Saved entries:

# # # #

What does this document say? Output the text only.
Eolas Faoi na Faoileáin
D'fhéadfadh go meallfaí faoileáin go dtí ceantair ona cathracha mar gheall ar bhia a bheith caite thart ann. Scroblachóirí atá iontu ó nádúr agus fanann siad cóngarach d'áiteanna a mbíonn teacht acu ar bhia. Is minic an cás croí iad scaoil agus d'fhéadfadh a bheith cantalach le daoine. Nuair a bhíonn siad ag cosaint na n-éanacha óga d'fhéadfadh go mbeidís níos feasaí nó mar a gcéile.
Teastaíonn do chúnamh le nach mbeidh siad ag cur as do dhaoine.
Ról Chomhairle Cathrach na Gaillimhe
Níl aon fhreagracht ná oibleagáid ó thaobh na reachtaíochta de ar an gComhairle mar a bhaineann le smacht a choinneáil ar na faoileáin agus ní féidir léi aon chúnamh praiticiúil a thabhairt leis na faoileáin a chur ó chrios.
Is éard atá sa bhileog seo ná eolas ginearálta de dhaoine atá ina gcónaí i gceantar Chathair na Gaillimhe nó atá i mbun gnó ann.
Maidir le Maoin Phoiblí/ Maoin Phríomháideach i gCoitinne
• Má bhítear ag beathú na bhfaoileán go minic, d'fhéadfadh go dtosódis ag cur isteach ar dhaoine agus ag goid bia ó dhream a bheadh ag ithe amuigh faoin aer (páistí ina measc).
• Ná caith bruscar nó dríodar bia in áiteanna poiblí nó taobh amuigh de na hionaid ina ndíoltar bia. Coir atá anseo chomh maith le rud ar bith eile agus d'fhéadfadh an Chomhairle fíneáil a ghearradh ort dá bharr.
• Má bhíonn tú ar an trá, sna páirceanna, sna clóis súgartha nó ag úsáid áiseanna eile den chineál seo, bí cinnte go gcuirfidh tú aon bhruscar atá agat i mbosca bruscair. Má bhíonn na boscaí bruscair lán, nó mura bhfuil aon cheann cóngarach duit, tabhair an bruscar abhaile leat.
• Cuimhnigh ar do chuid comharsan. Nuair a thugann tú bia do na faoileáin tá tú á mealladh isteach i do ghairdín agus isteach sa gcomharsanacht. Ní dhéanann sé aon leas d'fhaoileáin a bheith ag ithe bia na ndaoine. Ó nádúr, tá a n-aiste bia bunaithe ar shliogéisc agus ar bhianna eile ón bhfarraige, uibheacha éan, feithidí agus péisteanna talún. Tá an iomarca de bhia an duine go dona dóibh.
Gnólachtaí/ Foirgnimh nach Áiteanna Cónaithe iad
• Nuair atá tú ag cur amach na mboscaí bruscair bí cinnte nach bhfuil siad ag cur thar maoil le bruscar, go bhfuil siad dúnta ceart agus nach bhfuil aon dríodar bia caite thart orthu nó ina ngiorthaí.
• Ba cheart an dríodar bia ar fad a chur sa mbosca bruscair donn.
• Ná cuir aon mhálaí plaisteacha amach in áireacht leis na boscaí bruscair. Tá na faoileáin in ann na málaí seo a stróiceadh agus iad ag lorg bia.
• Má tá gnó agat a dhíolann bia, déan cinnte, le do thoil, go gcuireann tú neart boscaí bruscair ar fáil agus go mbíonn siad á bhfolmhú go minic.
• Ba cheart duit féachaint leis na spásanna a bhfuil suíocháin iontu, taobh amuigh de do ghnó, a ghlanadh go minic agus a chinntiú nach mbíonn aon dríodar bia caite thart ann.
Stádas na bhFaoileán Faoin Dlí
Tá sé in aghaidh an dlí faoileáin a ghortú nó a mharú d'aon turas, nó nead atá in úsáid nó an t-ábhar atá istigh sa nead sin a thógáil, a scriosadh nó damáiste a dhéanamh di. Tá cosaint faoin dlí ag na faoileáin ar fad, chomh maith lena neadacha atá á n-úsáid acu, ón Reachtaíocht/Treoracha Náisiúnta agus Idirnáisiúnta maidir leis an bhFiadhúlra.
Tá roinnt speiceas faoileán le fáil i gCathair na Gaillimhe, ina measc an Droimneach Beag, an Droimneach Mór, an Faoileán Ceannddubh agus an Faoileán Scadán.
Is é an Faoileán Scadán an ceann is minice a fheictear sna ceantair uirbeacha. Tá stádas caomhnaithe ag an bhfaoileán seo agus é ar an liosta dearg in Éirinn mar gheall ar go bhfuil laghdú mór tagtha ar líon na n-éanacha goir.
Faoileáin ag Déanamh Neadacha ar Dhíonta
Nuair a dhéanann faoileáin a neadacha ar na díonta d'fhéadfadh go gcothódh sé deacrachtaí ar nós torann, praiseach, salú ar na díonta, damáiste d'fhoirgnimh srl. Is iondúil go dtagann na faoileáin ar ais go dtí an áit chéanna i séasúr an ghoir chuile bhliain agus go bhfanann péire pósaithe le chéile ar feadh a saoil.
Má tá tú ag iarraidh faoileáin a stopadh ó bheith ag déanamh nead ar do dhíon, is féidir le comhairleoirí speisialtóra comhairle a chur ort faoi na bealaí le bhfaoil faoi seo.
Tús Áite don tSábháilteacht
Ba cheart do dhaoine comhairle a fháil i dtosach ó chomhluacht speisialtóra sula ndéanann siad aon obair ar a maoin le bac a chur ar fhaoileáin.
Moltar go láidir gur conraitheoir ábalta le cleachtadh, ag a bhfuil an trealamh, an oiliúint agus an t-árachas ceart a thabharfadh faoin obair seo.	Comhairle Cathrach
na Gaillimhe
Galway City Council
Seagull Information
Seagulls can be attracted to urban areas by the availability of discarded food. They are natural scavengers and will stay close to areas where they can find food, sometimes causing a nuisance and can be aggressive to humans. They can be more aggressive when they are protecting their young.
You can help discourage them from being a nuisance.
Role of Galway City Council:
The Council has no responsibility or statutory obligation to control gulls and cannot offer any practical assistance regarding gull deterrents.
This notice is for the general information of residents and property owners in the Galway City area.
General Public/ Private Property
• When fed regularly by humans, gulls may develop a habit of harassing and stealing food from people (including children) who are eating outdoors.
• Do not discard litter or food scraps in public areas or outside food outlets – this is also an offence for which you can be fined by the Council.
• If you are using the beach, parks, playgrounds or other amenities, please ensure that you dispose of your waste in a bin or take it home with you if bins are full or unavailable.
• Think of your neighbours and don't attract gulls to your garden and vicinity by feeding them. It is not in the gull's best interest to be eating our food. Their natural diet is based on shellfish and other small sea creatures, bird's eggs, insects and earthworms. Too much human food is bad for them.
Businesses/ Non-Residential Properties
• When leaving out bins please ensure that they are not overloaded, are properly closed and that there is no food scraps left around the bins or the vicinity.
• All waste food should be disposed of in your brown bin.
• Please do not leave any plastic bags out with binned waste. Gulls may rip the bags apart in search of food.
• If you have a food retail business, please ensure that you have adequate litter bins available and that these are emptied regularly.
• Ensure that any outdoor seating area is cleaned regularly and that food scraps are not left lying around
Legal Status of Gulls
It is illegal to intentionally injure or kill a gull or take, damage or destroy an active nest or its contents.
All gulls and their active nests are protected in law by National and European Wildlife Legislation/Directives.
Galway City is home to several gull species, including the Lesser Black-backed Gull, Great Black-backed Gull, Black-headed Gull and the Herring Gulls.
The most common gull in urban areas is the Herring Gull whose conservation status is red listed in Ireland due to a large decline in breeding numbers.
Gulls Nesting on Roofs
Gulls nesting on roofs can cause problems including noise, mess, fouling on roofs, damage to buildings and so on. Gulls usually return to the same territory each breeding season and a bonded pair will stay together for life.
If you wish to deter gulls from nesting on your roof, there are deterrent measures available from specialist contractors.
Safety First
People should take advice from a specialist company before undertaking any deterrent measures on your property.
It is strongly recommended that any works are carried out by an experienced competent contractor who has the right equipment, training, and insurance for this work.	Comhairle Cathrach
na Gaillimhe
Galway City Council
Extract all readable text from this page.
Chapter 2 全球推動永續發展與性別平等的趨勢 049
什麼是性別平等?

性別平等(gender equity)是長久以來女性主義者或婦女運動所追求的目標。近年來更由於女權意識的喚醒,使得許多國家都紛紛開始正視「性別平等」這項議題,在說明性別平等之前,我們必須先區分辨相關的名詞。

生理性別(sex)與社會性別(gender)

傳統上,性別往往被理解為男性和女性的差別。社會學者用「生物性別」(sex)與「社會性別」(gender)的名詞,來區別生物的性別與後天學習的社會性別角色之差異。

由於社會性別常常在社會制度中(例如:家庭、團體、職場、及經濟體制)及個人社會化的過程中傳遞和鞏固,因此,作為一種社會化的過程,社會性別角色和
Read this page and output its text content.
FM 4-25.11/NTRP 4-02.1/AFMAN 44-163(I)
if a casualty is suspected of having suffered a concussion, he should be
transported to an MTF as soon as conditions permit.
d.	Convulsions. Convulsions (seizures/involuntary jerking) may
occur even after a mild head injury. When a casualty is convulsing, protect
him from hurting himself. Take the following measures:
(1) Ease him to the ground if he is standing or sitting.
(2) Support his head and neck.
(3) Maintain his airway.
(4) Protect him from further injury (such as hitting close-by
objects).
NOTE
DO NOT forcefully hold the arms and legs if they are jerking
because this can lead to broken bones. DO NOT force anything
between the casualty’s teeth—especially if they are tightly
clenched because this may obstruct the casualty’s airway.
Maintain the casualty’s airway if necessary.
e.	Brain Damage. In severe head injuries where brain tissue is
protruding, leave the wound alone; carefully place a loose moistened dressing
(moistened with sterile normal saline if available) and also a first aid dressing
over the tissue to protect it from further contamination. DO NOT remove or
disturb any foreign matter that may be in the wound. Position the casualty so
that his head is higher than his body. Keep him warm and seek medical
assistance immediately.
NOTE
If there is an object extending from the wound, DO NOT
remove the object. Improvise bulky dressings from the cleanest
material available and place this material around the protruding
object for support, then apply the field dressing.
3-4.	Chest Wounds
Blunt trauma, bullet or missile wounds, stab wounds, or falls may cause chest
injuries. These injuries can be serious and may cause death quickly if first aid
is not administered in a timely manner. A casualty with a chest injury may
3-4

# # # #

DO THIS:
Scan the material above for the string "amach" and report each line where you find it.

FULL RESPONSE:
• Nuair atá tú ag cur amach na mboscaí bruscair bí cinnte nach bhfuil siad ag cur thar maoil le bruscar, go bhfuil siad dúnta ceart agus nach bhfuil aon dríodar bia caite thart orthu nó ina ngiorthaí.
• Ná cuir aon mhálaí plaisteacha amach in áireacht leis na boscaí bruscair. Tá na faoileáin in ann na málaí seo a stróiceadh agus iad ag lorg bia.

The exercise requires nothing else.